Written problem = Scan the data below. Pull out each line where "base" occurs.

Given information =
*****

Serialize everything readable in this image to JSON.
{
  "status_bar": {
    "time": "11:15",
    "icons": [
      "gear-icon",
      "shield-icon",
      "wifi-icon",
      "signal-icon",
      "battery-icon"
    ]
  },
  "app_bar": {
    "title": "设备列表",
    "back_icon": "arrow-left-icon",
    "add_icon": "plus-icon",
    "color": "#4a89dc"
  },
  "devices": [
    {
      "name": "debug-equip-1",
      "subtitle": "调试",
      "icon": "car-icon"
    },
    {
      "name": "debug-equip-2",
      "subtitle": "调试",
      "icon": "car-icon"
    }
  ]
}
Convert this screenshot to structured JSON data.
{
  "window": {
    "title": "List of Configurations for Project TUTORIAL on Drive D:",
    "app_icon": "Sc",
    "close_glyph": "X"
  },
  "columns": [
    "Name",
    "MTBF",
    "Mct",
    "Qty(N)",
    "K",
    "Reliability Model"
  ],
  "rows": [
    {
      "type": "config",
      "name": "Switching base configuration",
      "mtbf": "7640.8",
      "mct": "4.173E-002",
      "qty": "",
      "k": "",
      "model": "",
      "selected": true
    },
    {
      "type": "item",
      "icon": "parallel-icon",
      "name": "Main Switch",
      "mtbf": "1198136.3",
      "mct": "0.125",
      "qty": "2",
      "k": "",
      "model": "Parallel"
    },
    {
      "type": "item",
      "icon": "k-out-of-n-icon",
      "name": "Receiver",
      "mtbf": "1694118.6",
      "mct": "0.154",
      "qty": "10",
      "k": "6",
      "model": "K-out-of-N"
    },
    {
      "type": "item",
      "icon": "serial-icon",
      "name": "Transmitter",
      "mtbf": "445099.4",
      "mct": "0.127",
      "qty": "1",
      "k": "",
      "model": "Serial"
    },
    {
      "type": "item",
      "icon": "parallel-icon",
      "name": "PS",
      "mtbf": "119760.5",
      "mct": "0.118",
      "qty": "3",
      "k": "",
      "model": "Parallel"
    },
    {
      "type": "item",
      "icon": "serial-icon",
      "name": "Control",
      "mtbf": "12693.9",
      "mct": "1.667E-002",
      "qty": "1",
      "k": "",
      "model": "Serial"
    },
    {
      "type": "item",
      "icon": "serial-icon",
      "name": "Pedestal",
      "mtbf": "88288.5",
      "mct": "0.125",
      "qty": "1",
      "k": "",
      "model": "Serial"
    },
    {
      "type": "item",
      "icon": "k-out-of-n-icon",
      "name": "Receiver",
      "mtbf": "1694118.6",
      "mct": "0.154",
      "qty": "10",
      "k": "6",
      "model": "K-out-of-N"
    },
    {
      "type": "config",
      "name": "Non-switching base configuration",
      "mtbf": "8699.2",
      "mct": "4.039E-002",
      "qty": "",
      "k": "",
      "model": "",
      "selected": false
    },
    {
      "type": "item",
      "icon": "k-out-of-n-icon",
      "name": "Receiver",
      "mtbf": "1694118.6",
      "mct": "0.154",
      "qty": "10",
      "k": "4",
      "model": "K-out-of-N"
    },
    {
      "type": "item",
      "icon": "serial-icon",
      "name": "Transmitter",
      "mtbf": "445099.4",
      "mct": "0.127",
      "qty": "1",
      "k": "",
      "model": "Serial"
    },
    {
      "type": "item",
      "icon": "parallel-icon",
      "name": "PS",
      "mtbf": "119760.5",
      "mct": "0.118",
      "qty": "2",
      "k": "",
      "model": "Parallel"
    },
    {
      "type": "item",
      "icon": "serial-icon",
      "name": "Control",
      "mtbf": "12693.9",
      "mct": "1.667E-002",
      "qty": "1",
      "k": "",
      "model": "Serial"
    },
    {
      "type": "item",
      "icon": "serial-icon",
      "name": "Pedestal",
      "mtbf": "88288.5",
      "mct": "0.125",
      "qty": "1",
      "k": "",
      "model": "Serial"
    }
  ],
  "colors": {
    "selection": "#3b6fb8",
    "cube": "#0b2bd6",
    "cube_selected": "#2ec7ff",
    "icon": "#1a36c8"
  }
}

*****

Exercise answer =
      "name": "Switching base configuration",
      "name": "Non-switching base configuration",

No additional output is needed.